╔══

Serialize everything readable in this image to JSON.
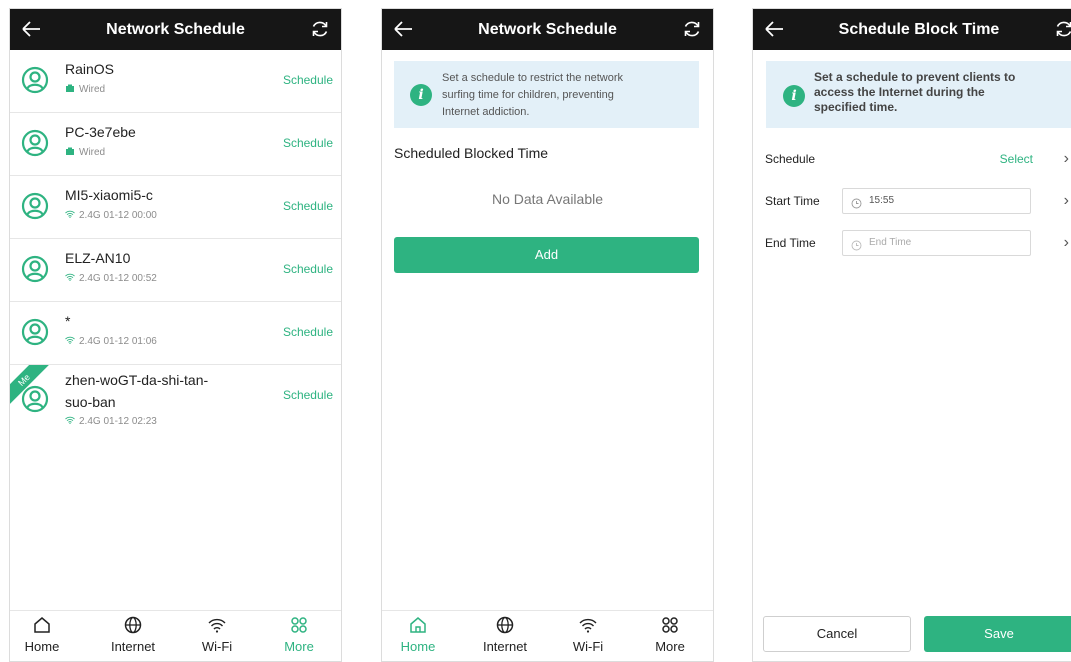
{
  "colors": {
    "accent": "#2eb381",
    "header": "#161616",
    "notice_bg": "#e3f0f8"
  },
  "screen1": {
    "title": "Network Schedule",
    "devices": [
      {
        "name": "RainOS",
        "conn_icon": "wired-icon",
        "sub": "Wired",
        "action": "Schedule"
      },
      {
        "name": "PC-3e7ebe",
        "conn_icon": "wired-icon",
        "sub": "Wired",
        "action": "Schedule"
      },
      {
        "name": "MI5-xiaomi5-c",
        "conn_icon": "wifi-icon",
        "sub": "2.4G 01-12 00:00",
        "action": "Schedule"
      },
      {
        "name": "ELZ-AN10",
        "conn_icon": "wifi-icon",
        "sub": "2.4G 01-12 00:52",
        "action": "Schedule"
      },
      {
        "name": "*",
        "conn_icon": "wifi-icon",
        "sub": "2.4G 01-12 01:06",
        "action": "Schedule"
      },
      {
        "name_line1": "zhen-woGT-da-shi-tan-",
        "name_line2": "suo-ban",
        "conn_icon": "wifi-icon",
        "sub": "2.4G 01-12 02:23",
        "action": "Schedule",
        "badge": "Me"
      }
    ],
    "tabs": [
      {
        "label": "Home",
        "icon": "home-icon"
      },
      {
        "label": "Internet",
        "icon": "globe-icon"
      },
      {
        "label": "Wi-Fi",
        "icon": "wifi-icon"
      },
      {
        "label": "More",
        "icon": "more-icon",
        "active": true
      }
    ]
  },
  "screen2": {
    "title": "Network Schedule",
    "notice_line1": "Set a schedule to restrict the network",
    "notice_line2": "surfing time for children, preventing",
    "notice_line3": "Internet addiction.",
    "section_title": "Scheduled Blocked Time",
    "empty_text": "No Data Available",
    "add_label": "Add",
    "tabs": [
      {
        "label": "Home",
        "icon": "home-icon",
        "active": true
      },
      {
        "label": "Internet",
        "icon": "globe-icon"
      },
      {
        "label": "Wi-Fi",
        "icon": "wifi-icon"
      },
      {
        "label": "More",
        "icon": "more-icon"
      }
    ]
  },
  "screen3": {
    "title": "Schedule Block Time",
    "notice_line1": "Set a schedule to prevent clients to",
    "notice_line2": "access the Internet during the",
    "notice_line3": "specified time.",
    "schedule_label": "Schedule",
    "schedule_value": "Select",
    "start_label": "Start Time",
    "start_value": "15:55",
    "end_label": "End Time",
    "end_placeholder": "End Time",
    "cancel_label": "Cancel",
    "save_label": "Save"
  }
}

╚══

What is expected: Leave out the pictures and transcribe everything else exactly.

Reply:
Serialize everything readable in this image to JSON.
{
  "colors": {
    "accent": "#2eb381",
    "header": "#161616",
    "notice_bg": "#e3f0f8"
  },
  "screen1": {
    "title": "Network Schedule",
    "devices": [
      {
        "name": "RainOS",
        "conn_icon": "wired-icon",
        "sub": "Wired",
        "action": "Schedule"
      },
      {
        "name": "PC-3e7ebe",
        "conn_icon": "wired-icon",
        "sub": "Wired",
        "action": "Schedule"
      },
      {
        "name": "MI5-xiaomi5-c",
        "conn_icon": "wifi-icon",
        "sub": "2.4G 01-12 00:00",
        "action": "Schedule"
      },
      {
        "name": "ELZ-AN10",
        "conn_icon": "wifi-icon",
        "sub": "2.4G 01-12 00:52",
        "action": "Schedule"
      },
      {
        "name": "*",
        "conn_icon": "wifi-icon",
        "sub": "2.4G 01-12 01:06",
        "action": "Schedule"
      },
      {
        "name_line1": "zhen-woGT-da-shi-tan-",
        "name_line2": "suo-ban",
        "conn_icon": "wifi-icon",
        "sub": "2.4G 01-12 02:23",
        "action": "Schedule",
        "badge": "Me"
      }
    ],
    "tabs": [
      {
        "label": "Home",
        "icon": "home-icon"
      },
      {
        "label": "Internet",
        "icon": "globe-icon"
      },
      {
        "label": "Wi-Fi",
        "icon": "wifi-icon"
      },
      {
        "label": "More",
        "icon": "more-icon",
        "active": true
      }
    ]
  },
  "screen2": {
    "title": "Network Schedule",
    "notice_line1": "Set a schedule to restrict the network",
    "notice_line2": "surfing time for children, preventing",
    "notice_line3": "Internet addiction.",
    "section_title": "Scheduled Blocked Time",
    "empty_text": "No Data Available",
    "add_label": "Add",
    "tabs": [
      {
        "label": "Home",
        "icon": "home-icon",
        "active": true
      },
      {
        "label": "Internet",
        "icon": "globe-icon"
      },
      {
        "label": "Wi-Fi",
        "icon": "wifi-icon"
      },
      {
        "label": "More",
        "icon": "more-icon"
      }
    ]
  },
  "screen3": {
    "title": "Schedule Block Time",
    "notice_line1": "Set a schedule to prevent clients to",
    "notice_line2": "access the Internet during the",
    "notice_line3": "specified time.",
    "schedule_label": "Schedule",
    "schedule_value": "Select",
    "start_label": "Start Time",
    "start_value": "15:55",
    "end_label": "End Time",
    "end_placeholder": "End Time",
    "cancel_label": "Cancel",
    "save_label": "Save"
  }
}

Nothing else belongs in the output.